[Data tied to figure images]
____
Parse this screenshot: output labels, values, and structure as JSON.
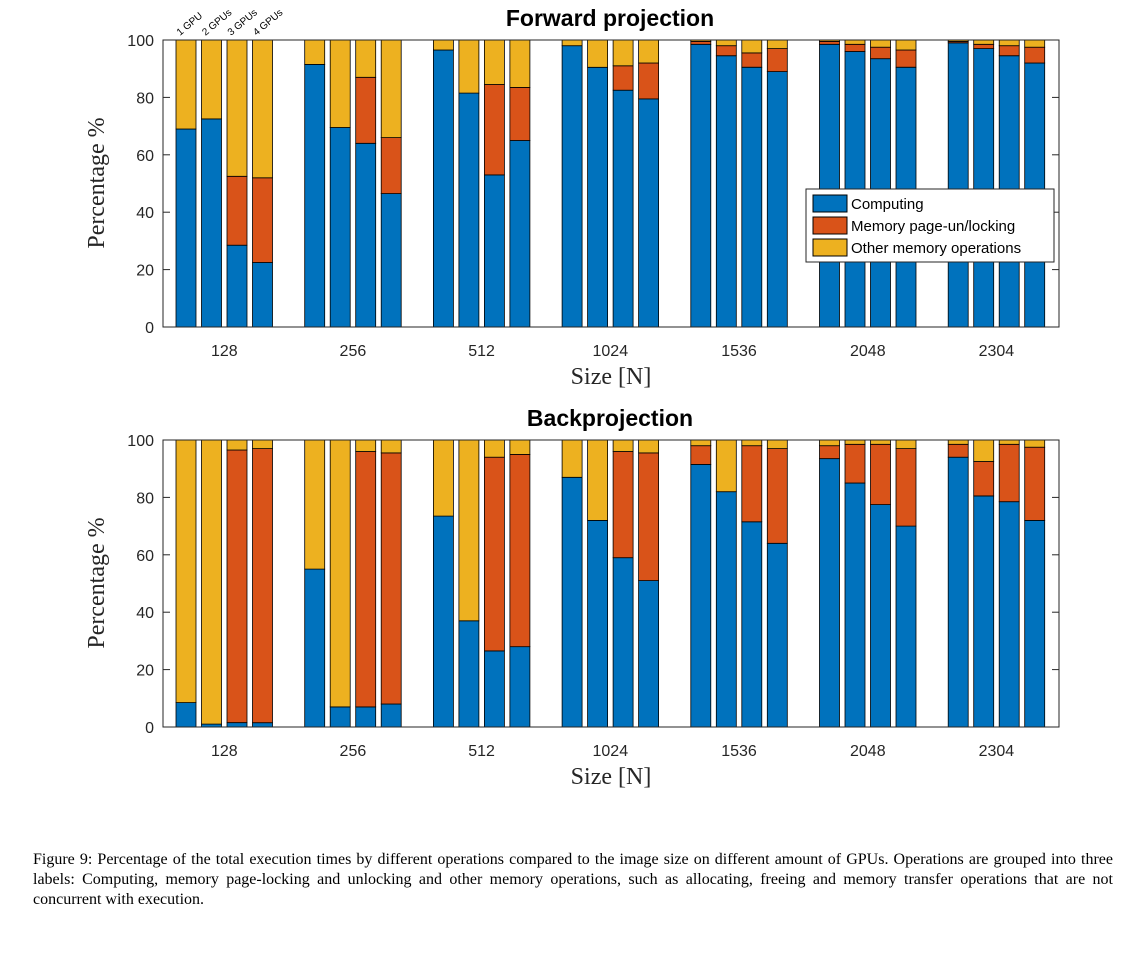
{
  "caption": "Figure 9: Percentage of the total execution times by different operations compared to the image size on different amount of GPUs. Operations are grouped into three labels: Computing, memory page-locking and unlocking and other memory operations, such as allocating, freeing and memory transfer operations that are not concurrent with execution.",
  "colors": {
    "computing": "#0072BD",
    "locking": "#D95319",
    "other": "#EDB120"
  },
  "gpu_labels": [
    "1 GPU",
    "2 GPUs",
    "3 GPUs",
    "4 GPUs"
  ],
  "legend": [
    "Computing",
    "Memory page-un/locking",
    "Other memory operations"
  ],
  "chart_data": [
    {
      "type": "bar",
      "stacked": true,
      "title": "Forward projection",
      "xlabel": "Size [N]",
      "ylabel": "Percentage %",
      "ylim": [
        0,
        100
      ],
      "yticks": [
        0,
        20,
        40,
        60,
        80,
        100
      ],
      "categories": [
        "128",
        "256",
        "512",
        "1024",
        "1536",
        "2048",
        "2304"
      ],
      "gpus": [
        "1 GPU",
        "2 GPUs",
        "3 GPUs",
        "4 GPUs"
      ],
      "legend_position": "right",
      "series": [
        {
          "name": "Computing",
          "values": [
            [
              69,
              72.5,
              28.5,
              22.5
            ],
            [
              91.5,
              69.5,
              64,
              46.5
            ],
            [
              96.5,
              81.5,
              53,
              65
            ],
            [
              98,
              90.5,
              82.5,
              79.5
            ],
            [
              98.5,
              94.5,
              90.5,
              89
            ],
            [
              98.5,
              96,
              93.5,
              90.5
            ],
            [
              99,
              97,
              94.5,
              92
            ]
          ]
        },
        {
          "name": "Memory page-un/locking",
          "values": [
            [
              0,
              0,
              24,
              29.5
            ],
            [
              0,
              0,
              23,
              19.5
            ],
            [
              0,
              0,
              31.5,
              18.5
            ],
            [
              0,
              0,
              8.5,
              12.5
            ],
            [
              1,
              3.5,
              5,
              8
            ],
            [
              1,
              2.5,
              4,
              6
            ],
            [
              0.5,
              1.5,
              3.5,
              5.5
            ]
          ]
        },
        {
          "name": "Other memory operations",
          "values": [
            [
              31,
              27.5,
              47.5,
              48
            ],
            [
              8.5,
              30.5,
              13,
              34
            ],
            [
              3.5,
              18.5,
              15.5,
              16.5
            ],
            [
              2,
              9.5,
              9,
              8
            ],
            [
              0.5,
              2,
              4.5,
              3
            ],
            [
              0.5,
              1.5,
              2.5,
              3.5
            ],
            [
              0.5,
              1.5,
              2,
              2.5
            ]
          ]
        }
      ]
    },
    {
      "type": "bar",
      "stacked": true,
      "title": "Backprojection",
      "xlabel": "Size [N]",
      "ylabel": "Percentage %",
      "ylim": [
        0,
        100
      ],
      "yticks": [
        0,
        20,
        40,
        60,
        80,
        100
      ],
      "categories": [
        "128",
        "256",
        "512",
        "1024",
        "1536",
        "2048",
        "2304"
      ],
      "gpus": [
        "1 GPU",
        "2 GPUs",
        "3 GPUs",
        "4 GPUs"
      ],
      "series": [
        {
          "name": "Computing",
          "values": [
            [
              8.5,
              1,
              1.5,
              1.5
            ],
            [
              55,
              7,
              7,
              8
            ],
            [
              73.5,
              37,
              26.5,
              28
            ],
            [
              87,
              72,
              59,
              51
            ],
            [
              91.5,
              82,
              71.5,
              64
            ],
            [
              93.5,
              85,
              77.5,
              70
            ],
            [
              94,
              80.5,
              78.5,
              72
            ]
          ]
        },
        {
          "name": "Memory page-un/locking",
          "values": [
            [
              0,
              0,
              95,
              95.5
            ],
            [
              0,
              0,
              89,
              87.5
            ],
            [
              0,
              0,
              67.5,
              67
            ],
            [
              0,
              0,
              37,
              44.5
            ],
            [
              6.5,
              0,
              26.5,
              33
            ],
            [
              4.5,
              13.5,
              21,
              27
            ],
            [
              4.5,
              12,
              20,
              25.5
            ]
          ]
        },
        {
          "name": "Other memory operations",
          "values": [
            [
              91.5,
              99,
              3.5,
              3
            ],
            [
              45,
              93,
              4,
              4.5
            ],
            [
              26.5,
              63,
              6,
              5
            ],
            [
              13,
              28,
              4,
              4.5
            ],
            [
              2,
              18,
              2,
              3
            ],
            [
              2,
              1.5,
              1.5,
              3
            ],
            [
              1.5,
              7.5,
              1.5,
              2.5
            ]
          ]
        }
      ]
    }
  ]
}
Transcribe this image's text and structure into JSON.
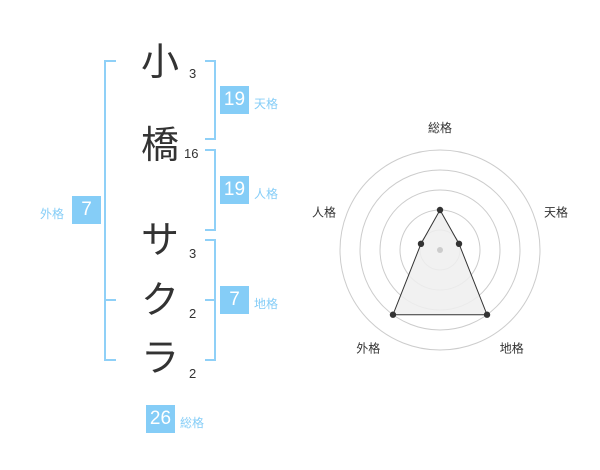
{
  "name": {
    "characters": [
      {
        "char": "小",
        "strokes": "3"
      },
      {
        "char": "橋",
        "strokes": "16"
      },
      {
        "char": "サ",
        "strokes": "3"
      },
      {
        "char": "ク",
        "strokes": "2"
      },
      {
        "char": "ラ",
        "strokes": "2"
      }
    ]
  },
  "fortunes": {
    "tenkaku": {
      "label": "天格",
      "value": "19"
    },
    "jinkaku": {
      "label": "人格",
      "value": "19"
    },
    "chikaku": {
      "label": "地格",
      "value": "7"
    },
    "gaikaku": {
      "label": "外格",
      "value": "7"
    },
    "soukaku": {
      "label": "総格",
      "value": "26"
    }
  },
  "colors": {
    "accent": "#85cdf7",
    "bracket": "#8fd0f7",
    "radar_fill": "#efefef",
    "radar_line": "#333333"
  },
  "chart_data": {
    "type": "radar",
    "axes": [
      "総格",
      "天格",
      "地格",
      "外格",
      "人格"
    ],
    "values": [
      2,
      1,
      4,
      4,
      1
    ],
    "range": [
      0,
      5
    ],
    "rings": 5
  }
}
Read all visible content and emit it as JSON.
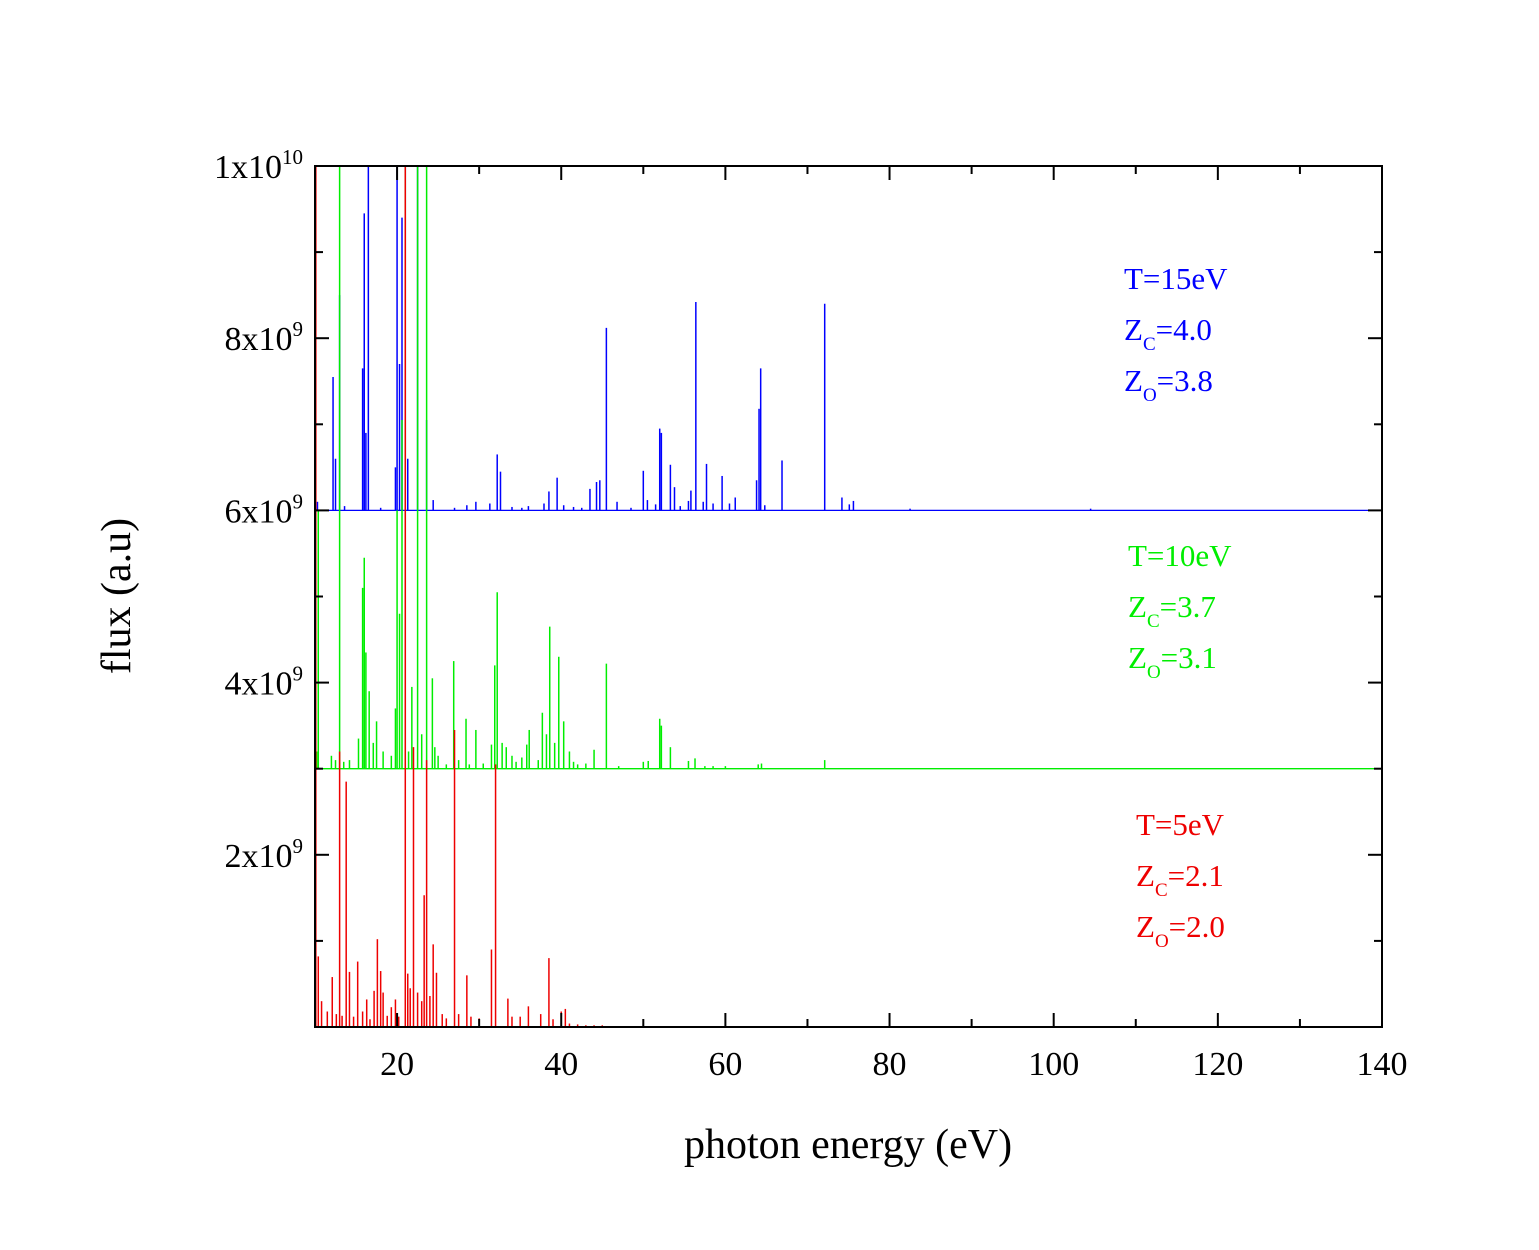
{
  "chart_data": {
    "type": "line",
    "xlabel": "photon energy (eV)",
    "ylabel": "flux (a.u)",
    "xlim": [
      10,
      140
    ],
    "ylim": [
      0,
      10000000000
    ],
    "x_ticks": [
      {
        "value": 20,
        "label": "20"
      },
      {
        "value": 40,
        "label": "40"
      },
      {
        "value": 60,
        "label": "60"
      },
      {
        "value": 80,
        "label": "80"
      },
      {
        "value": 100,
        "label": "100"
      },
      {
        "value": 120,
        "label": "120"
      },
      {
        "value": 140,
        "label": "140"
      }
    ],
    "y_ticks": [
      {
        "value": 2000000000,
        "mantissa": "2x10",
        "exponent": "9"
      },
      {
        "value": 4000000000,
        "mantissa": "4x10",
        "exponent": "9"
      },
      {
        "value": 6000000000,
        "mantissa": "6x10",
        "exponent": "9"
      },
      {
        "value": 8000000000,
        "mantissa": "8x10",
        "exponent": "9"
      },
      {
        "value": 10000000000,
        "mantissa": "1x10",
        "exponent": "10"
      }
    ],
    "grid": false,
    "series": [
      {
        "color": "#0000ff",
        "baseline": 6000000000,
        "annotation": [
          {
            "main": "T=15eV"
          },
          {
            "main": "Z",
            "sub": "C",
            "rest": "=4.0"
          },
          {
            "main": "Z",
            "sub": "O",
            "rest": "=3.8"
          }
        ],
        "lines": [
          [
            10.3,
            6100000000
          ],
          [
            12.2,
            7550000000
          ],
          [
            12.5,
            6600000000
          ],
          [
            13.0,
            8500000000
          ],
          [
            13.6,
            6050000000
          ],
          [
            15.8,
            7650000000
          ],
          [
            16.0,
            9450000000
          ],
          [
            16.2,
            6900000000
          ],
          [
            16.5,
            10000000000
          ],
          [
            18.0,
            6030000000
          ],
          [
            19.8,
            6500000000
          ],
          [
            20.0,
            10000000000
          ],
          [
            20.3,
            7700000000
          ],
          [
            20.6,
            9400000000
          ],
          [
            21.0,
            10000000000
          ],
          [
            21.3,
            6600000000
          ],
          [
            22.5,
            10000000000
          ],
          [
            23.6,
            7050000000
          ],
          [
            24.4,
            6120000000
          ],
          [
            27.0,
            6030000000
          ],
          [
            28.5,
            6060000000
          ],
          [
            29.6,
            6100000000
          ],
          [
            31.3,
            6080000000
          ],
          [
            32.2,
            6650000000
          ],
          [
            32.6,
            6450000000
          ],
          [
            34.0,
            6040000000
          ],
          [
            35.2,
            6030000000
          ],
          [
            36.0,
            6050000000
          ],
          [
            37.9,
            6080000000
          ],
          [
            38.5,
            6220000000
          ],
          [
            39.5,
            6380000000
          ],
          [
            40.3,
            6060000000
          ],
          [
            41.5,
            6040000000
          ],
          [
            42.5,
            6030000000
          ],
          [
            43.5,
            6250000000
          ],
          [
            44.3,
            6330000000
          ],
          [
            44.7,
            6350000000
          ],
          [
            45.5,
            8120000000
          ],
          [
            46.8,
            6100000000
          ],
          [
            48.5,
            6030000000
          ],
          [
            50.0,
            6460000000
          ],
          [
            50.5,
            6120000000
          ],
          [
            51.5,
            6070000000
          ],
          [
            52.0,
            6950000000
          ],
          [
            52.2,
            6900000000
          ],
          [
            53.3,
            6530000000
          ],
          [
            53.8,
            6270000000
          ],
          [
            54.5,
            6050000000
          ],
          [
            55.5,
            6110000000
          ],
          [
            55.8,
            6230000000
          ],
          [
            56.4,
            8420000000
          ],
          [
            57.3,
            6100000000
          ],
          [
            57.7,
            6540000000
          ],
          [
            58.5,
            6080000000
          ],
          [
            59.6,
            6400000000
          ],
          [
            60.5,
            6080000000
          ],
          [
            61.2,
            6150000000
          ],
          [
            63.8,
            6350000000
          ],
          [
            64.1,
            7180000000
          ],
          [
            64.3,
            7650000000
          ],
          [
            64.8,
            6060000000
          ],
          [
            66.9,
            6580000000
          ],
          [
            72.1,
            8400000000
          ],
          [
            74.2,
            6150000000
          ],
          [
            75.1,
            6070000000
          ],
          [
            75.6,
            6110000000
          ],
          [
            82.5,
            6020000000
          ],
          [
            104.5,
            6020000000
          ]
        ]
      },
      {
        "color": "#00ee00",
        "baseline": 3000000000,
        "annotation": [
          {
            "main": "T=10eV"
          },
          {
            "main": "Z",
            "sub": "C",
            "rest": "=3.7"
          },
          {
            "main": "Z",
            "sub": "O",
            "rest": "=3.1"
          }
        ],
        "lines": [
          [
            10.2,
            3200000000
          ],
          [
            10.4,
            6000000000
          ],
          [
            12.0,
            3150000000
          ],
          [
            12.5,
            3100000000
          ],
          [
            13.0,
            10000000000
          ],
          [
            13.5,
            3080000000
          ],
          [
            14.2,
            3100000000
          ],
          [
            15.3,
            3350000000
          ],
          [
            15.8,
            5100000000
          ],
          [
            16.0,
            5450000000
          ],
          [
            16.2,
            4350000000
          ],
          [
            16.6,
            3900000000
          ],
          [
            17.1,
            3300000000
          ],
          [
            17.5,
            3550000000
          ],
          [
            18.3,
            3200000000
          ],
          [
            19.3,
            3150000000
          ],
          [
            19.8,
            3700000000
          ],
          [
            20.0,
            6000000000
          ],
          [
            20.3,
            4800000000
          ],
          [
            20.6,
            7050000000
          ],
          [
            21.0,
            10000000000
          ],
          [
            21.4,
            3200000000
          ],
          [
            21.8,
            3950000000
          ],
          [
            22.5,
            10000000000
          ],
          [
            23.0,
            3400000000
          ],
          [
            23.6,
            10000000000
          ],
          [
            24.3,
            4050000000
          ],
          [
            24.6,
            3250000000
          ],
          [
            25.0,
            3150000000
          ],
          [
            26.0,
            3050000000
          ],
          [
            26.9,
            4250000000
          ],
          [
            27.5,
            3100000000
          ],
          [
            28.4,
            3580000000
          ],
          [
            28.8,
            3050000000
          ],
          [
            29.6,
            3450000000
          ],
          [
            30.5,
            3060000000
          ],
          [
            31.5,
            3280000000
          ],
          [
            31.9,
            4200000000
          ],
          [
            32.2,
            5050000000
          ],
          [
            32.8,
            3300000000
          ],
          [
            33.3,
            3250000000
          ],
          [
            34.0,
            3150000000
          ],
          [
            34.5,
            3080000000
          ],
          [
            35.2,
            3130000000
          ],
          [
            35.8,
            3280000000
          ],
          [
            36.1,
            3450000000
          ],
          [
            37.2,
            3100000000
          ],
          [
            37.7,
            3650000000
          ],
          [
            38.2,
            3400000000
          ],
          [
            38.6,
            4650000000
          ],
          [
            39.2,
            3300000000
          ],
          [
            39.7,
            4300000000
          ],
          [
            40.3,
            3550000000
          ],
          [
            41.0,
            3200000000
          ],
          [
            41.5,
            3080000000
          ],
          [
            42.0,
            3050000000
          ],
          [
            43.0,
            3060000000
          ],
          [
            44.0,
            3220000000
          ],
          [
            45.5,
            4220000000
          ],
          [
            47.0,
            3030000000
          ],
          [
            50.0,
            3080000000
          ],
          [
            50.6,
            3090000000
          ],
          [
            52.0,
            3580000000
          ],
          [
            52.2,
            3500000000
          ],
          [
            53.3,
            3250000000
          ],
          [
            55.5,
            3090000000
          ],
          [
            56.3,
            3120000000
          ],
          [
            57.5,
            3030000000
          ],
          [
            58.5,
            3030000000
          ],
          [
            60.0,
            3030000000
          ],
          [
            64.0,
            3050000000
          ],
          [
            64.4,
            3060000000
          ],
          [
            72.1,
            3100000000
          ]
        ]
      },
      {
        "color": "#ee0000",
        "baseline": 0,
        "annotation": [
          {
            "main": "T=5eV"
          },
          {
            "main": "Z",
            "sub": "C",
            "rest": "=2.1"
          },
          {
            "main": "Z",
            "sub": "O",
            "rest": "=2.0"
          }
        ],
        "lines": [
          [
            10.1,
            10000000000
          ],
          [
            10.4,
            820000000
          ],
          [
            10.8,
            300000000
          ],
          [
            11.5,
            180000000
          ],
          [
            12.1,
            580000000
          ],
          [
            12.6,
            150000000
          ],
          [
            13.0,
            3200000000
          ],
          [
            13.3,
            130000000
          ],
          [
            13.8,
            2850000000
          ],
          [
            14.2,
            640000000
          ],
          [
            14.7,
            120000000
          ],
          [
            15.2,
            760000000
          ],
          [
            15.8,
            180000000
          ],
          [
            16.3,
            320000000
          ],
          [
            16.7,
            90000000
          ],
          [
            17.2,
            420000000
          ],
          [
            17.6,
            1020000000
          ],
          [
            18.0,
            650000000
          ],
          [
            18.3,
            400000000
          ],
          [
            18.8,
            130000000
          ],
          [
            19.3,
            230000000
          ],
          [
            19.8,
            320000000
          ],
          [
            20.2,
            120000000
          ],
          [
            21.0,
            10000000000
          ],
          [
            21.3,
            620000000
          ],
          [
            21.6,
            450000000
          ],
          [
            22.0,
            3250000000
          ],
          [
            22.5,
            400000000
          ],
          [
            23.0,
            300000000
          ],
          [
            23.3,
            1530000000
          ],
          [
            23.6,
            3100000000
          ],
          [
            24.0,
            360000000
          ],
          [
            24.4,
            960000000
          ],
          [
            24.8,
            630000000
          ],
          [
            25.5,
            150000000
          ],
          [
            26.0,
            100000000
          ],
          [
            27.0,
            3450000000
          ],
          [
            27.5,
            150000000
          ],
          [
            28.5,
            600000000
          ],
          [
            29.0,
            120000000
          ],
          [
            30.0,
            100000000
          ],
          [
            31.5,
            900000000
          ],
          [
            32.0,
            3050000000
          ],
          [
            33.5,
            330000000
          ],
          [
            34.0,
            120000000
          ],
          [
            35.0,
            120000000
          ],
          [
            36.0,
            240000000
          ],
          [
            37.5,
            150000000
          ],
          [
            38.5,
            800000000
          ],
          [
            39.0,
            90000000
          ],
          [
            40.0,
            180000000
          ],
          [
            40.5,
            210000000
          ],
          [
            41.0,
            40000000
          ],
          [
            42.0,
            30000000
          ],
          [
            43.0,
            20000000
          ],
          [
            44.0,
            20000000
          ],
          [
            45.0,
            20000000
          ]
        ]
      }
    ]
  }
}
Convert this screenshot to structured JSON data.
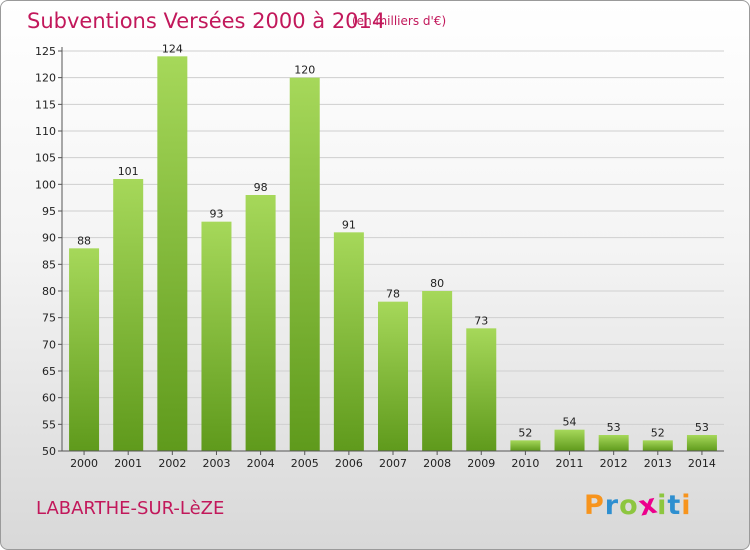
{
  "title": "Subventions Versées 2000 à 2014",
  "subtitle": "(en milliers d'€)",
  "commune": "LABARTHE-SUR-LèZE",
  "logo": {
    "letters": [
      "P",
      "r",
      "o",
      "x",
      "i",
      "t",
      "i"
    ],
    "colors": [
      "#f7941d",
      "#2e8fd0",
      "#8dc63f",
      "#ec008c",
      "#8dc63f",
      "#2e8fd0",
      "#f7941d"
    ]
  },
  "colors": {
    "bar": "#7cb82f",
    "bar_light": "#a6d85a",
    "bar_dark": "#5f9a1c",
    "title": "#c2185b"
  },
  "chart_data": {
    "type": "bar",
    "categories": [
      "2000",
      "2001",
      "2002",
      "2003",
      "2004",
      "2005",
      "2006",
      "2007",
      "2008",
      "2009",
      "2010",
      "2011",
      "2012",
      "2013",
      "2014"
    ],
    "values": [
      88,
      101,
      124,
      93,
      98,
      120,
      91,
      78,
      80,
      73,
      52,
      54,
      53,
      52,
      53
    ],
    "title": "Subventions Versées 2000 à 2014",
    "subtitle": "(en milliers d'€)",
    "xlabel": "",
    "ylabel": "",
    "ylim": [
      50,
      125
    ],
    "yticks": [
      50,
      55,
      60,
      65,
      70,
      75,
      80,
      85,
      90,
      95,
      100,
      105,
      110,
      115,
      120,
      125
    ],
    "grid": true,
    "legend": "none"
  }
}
____
*Set problem*
Report how many lines in the data include the word "rest", and give nothing but the count.

*Expected answer*
6